Skip the pictures. Reproduce all other material exactly.

DATA IN THIS EXERCISE:

——————————

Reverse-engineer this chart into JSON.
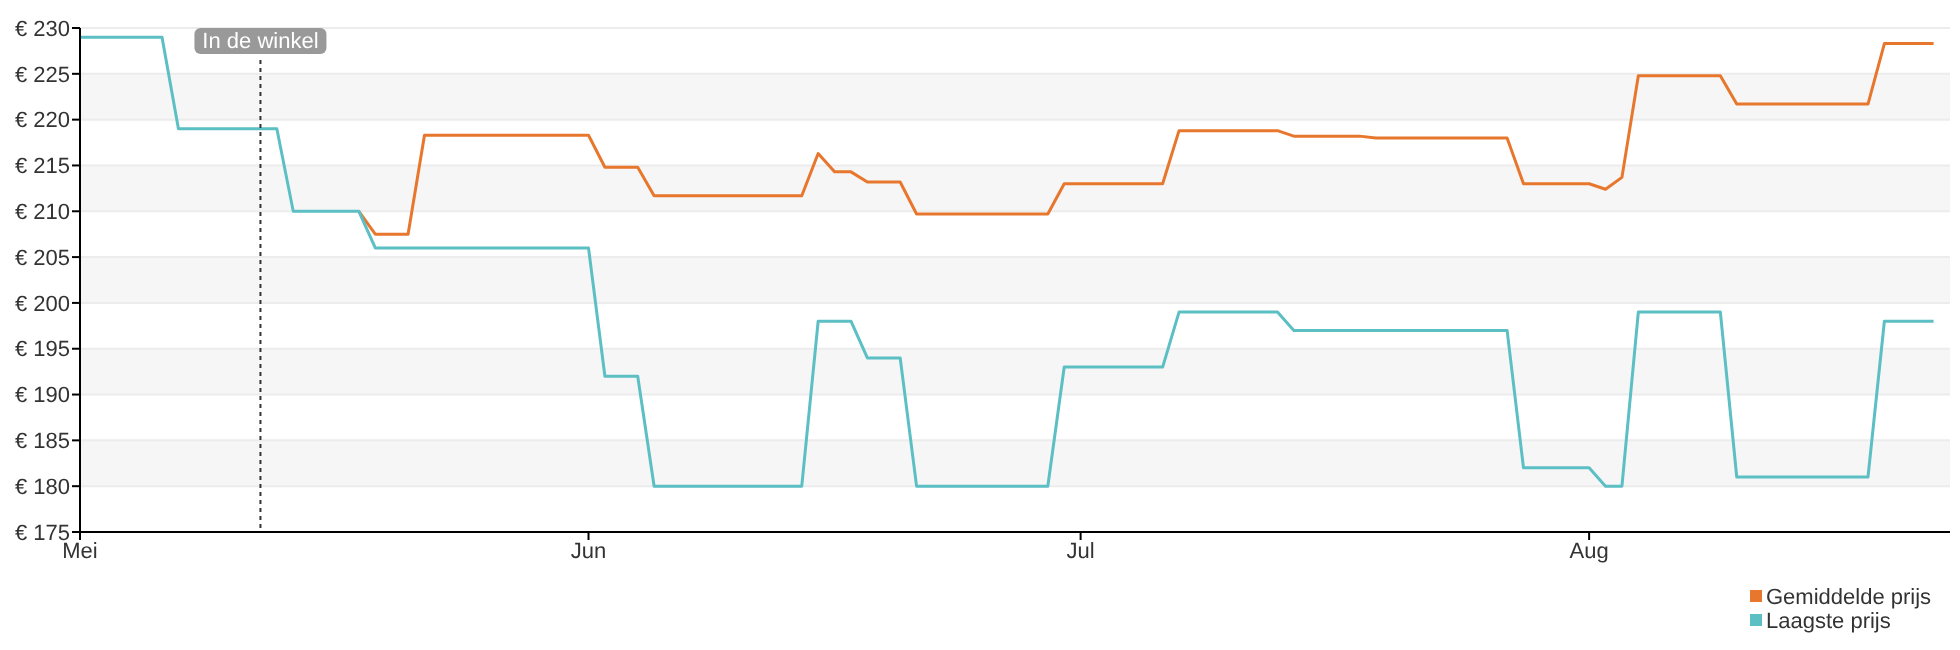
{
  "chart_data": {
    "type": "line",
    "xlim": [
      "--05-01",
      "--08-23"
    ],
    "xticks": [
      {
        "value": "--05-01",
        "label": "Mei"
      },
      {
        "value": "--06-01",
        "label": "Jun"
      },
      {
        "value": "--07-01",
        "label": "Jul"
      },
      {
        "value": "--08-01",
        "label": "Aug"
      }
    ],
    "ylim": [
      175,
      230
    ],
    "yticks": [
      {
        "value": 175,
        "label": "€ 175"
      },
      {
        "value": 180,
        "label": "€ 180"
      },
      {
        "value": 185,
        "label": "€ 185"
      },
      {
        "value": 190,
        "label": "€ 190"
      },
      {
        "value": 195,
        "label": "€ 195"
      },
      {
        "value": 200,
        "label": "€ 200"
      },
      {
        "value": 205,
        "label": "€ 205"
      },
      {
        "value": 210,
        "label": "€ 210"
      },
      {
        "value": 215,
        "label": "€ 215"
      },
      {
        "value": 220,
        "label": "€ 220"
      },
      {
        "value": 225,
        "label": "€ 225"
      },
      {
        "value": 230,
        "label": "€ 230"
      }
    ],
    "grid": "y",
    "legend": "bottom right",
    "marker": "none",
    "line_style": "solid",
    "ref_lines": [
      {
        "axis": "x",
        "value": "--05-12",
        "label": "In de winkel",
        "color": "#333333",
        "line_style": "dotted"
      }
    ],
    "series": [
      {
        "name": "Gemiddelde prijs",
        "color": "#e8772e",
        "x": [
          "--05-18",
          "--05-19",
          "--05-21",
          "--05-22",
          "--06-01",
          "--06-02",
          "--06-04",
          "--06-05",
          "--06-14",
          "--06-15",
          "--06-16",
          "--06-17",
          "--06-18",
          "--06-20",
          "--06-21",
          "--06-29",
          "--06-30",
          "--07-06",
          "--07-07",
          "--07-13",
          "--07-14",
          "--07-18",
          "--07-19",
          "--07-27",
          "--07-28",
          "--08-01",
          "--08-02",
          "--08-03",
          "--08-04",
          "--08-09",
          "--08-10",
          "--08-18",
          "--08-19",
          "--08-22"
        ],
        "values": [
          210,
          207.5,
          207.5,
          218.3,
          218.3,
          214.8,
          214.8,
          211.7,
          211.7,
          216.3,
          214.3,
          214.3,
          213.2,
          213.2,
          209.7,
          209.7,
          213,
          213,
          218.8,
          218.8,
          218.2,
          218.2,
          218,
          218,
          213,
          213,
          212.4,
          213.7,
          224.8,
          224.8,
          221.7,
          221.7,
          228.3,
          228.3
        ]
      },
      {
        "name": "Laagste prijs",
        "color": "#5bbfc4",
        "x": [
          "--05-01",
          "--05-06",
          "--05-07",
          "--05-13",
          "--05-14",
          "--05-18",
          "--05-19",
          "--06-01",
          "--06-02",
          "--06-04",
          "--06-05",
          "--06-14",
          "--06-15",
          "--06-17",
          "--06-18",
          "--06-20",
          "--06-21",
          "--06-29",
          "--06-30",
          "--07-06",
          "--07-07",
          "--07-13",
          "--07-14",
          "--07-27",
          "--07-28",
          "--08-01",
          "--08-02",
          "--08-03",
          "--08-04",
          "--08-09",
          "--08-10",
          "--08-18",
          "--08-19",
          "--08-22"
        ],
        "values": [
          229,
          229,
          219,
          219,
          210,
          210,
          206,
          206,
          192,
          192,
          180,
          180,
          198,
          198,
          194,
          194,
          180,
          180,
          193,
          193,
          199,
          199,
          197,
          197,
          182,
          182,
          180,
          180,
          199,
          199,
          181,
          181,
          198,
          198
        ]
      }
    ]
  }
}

——————————

FINISHED EXERCISE:
Reverse-engineer this chart into JSON.
{
  "chart_data": {
    "type": "line",
    "xlim": [
      "--05-01",
      "--08-23"
    ],
    "xticks": [
      {
        "value": "--05-01",
        "label": "Mei"
      },
      {
        "value": "--06-01",
        "label": "Jun"
      },
      {
        "value": "--07-01",
        "label": "Jul"
      },
      {
        "value": "--08-01",
        "label": "Aug"
      }
    ],
    "ylim": [
      175,
      230
    ],
    "yticks": [
      {
        "value": 175,
        "label": "€ 175"
      },
      {
        "value": 180,
        "label": "€ 180"
      },
      {
        "value": 185,
        "label": "€ 185"
      },
      {
        "value": 190,
        "label": "€ 190"
      },
      {
        "value": 195,
        "label": "€ 195"
      },
      {
        "value": 200,
        "label": "€ 200"
      },
      {
        "value": 205,
        "label": "€ 205"
      },
      {
        "value": 210,
        "label": "€ 210"
      },
      {
        "value": 215,
        "label": "€ 215"
      },
      {
        "value": 220,
        "label": "€ 220"
      },
      {
        "value": 225,
        "label": "€ 225"
      },
      {
        "value": 230,
        "label": "€ 230"
      }
    ],
    "grid": "y",
    "legend": "bottom right",
    "marker": "none",
    "line_style": "solid",
    "ref_lines": [
      {
        "axis": "x",
        "value": "--05-12",
        "label": "In de winkel",
        "color": "#333333",
        "line_style": "dotted"
      }
    ],
    "series": [
      {
        "name": "Gemiddelde prijs",
        "color": "#e8772e",
        "x": [
          "--05-18",
          "--05-19",
          "--05-21",
          "--05-22",
          "--06-01",
          "--06-02",
          "--06-04",
          "--06-05",
          "--06-14",
          "--06-15",
          "--06-16",
          "--06-17",
          "--06-18",
          "--06-20",
          "--06-21",
          "--06-29",
          "--06-30",
          "--07-06",
          "--07-07",
          "--07-13",
          "--07-14",
          "--07-18",
          "--07-19",
          "--07-27",
          "--07-28",
          "--08-01",
          "--08-02",
          "--08-03",
          "--08-04",
          "--08-09",
          "--08-10",
          "--08-18",
          "--08-19",
          "--08-22"
        ],
        "values": [
          210,
          207.5,
          207.5,
          218.3,
          218.3,
          214.8,
          214.8,
          211.7,
          211.7,
          216.3,
          214.3,
          214.3,
          213.2,
          213.2,
          209.7,
          209.7,
          213,
          213,
          218.8,
          218.8,
          218.2,
          218.2,
          218,
          218,
          213,
          213,
          212.4,
          213.7,
          224.8,
          224.8,
          221.7,
          221.7,
          228.3,
          228.3
        ]
      },
      {
        "name": "Laagste prijs",
        "color": "#5bbfc4",
        "x": [
          "--05-01",
          "--05-06",
          "--05-07",
          "--05-13",
          "--05-14",
          "--05-18",
          "--05-19",
          "--06-01",
          "--06-02",
          "--06-04",
          "--06-05",
          "--06-14",
          "--06-15",
          "--06-17",
          "--06-18",
          "--06-20",
          "--06-21",
          "--06-29",
          "--06-30",
          "--07-06",
          "--07-07",
          "--07-13",
          "--07-14",
          "--07-27",
          "--07-28",
          "--08-01",
          "--08-02",
          "--08-03",
          "--08-04",
          "--08-09",
          "--08-10",
          "--08-18",
          "--08-19",
          "--08-22"
        ],
        "values": [
          229,
          229,
          219,
          219,
          210,
          210,
          206,
          206,
          192,
          192,
          180,
          180,
          198,
          198,
          194,
          194,
          180,
          180,
          193,
          193,
          199,
          199,
          197,
          197,
          182,
          182,
          180,
          180,
          199,
          199,
          181,
          181,
          198,
          198
        ]
      }
    ]
  }
}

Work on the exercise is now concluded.